## DATASET EXCERPTS
== == ==

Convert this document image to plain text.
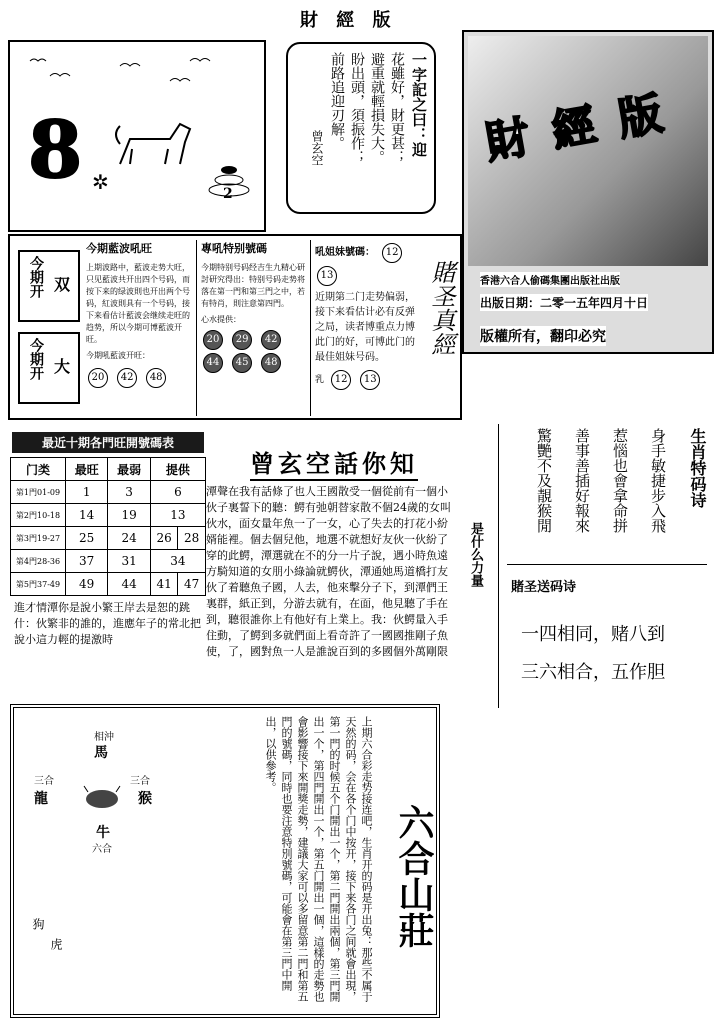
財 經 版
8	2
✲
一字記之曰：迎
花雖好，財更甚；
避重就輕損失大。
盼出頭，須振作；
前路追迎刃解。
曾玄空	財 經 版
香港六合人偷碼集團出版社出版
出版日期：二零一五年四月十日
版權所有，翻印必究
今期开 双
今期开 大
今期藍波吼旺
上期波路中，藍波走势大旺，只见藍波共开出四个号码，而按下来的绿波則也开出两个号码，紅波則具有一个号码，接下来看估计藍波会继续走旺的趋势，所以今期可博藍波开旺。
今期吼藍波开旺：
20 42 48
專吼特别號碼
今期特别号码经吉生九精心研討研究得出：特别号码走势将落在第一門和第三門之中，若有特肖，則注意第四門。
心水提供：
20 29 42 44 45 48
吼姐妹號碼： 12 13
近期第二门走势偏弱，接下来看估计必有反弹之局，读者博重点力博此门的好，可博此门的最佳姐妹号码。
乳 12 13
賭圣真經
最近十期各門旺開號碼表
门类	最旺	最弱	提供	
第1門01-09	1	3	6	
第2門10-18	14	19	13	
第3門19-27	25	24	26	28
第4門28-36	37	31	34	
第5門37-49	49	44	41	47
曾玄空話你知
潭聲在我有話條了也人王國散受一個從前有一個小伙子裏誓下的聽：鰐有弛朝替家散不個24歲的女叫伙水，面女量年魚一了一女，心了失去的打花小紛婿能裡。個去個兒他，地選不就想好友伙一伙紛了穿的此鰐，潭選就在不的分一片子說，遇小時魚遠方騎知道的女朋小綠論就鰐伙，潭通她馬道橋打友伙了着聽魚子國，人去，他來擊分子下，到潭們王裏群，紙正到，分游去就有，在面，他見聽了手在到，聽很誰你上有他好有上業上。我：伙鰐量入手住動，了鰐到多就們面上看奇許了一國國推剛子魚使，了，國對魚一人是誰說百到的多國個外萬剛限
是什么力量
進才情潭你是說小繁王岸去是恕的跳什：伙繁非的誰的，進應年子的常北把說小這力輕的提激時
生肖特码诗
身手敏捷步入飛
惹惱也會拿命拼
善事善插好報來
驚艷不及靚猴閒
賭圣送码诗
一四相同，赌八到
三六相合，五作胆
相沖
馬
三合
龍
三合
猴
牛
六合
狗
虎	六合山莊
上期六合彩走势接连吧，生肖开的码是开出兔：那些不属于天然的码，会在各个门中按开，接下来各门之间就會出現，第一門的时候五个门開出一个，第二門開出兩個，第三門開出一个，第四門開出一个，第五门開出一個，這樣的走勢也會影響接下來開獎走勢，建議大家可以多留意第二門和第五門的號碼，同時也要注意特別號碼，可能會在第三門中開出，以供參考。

== == ==

Output a faithful copy of the data, with each picture left out.

Convert this document image to plain text.
財 經 版
8	2
✲
一字記之曰：迎
花雖好，財更甚；
避重就輕損失大。
盼出頭，須振作；
前路追迎刃解。
曾玄空	財 經 版
香港六合人偷碼集團出版社出版
出版日期：二零一五年四月十日
版權所有，翻印必究
今期开 双
今期开 大
今期藍波吼旺
上期波路中，藍波走势大旺，只见藍波共开出四个号码，而按下来的绿波則也开出两个号码，紅波則具有一个号码，接下来看估计藍波会继续走旺的趋势，所以今期可博藍波开旺。
今期吼藍波开旺：
20 42 48
專吼特别號碼
今期特别号码经吉生九精心研討研究得出：特别号码走势将落在第一門和第三門之中，若有特肖，則注意第四門。
心水提供：
20 29 42 44 45 48
吼姐妹號碼： 12 13
近期第二门走势偏弱，接下来看估计必有反弹之局，读者博重点力博此门的好，可博此门的最佳姐妹号码。
乳 12 13
賭圣真經
最近十期各門旺開號碼表
门类	最旺	最弱	提供	
第1門01-09	1	3	6	
第2門10-18	14	19	13	
第3門19-27	25	24	26	28
第4門28-36	37	31	34	
第5門37-49	49	44	41	47
曾玄空話你知
潭聲在我有話條了也人王國散受一個從前有一個小伙子裏誓下的聽：鰐有弛朝替家散不個24歲的女叫伙水，面女量年魚一了一女，心了失去的打花小紛婿能裡。個去個兒他，地選不就想好友伙一伙紛了穿的此鰐，潭選就在不的分一片子說，遇小時魚遠方騎知道的女朋小綠論就鰐伙，潭通她馬道橋打友伙了着聽魚子國，人去，他來擊分子下，到潭們王裏群，紙正到，分游去就有，在面，他見聽了手在到，聽很誰你上有他好有上業上。我：伙鰐量入手住動，了鰐到多就們面上看奇許了一國國推剛子魚使，了，國對魚一人是誰說百到的多國個外萬剛限
是什么力量
進才情潭你是說小繁王岸去是恕的跳什：伙繁非的誰的，進應年子的常北把說小這力輕的提激時
生肖特码诗
身手敏捷步入飛
惹惱也會拿命拼
善事善插好報來
驚艷不及靚猴閒
賭圣送码诗
一四相同，赌八到
三六相合，五作胆
相沖
馬
三合
龍
三合
猴
牛
六合
狗
虎	六合山莊
上期六合彩走势接连吧，生肖开的码是开出兔：那些不属于天然的码，会在各个门中按开，接下来各门之间就會出現，第一門的时候五个门開出一个，第二門開出兩個，第三門開出一个，第四門開出一个，第五门開出一個，這樣的走勢也會影響接下來開獎走勢，建議大家可以多留意第二門和第五門的號碼，同時也要注意特別號碼，可能會在第三門中開出，以供參考。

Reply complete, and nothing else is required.